Passage provided:
——
Two to tango: Why Iran turns dance partners into enemies
Christian Science Monitor
19-Mar-2010

Since the 1979 Islamic revolution, Iran has rebuffed a string of potential allies from Canada to Britain and now Russia. Why? An outside enemy helps revolutionary regimes consolidate power.

On the diplomatic balance sheet, Iran and Russia should be best friends.

Russia is building Iran's first nuclear power reactor – a $1 billion project. It signed a contract to provide S-300 air defense missiles to Tehran. And as Iran's diplomatic isolation enters its fourth decade, Moscow stands out as a past defender of the Islamic Republic that can veto sanctions.

And yet, Iran-Russian relations have soured, with Russia now likely to support new United Nations sanctions against Iran – the latest in a string of examples of Tehran turning potential allies into enemies since the 1979 Islamic revolution.
——
Entries supplied:

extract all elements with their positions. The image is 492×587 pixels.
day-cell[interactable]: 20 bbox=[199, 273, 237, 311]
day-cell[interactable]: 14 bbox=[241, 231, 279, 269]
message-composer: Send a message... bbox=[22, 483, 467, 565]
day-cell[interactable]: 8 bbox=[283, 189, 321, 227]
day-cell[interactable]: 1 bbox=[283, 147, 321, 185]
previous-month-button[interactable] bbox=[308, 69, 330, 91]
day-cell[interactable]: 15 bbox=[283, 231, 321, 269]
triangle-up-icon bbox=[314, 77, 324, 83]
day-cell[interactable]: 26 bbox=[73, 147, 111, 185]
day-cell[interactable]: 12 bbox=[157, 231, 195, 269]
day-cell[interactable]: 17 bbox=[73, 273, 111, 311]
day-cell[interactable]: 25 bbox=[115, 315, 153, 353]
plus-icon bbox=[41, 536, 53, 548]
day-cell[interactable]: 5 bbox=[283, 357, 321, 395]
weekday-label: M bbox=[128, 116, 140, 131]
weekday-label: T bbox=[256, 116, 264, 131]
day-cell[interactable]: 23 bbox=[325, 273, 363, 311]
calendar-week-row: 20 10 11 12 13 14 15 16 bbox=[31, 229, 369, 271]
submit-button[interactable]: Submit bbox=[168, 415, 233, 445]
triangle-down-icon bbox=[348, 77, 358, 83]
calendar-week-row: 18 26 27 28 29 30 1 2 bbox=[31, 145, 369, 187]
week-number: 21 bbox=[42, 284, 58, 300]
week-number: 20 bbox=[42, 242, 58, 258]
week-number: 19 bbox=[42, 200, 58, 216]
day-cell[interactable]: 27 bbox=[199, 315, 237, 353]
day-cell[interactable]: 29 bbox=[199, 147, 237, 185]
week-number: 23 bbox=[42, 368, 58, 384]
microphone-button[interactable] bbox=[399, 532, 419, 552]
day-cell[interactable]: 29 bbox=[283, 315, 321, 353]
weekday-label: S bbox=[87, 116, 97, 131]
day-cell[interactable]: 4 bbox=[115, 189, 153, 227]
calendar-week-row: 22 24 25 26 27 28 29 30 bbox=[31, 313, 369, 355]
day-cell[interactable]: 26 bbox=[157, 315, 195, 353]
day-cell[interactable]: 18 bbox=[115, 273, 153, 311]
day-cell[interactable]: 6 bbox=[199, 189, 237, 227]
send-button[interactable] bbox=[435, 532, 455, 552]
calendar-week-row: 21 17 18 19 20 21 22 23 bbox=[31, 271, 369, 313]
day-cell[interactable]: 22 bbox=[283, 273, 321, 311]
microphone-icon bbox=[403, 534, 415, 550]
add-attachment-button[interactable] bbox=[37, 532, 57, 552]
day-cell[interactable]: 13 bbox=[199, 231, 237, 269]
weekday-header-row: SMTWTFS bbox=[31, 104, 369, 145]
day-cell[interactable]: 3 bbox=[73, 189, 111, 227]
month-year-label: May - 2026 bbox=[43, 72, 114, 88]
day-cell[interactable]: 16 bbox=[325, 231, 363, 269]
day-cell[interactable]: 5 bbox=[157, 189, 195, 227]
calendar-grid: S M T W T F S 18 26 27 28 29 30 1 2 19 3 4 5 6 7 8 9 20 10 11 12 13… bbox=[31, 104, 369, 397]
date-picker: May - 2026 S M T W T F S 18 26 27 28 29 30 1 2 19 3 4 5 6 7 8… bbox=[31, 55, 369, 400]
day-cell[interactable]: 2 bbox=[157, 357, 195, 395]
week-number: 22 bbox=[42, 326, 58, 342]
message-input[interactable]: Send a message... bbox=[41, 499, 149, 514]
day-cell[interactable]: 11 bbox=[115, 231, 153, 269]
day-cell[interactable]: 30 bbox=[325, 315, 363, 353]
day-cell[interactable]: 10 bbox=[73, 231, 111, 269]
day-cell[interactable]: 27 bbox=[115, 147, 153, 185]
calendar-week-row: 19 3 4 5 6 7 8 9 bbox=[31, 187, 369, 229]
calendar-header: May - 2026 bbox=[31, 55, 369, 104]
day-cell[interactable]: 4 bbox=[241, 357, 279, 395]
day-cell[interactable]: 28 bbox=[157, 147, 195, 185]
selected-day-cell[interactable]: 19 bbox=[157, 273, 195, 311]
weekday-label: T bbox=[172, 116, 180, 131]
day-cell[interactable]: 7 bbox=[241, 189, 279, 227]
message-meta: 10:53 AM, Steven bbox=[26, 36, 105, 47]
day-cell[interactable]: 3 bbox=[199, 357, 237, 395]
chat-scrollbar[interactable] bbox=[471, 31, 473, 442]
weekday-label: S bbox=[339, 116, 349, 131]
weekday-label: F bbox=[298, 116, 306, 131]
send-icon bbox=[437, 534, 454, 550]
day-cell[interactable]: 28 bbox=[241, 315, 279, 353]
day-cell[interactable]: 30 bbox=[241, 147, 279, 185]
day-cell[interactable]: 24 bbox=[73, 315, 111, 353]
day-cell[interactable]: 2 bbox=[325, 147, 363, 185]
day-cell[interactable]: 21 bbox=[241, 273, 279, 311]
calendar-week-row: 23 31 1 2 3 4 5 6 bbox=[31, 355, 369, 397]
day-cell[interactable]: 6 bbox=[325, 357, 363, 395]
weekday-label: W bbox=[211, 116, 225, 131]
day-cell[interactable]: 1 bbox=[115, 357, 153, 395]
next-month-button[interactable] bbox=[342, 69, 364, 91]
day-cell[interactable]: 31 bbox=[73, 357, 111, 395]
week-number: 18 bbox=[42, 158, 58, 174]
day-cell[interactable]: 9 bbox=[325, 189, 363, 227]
——
Written exercise: In the article about Iran turning allies into enemies, what is the stated cost of the nuclear power reactor Russia is building for Iran?

Answer: $1 billion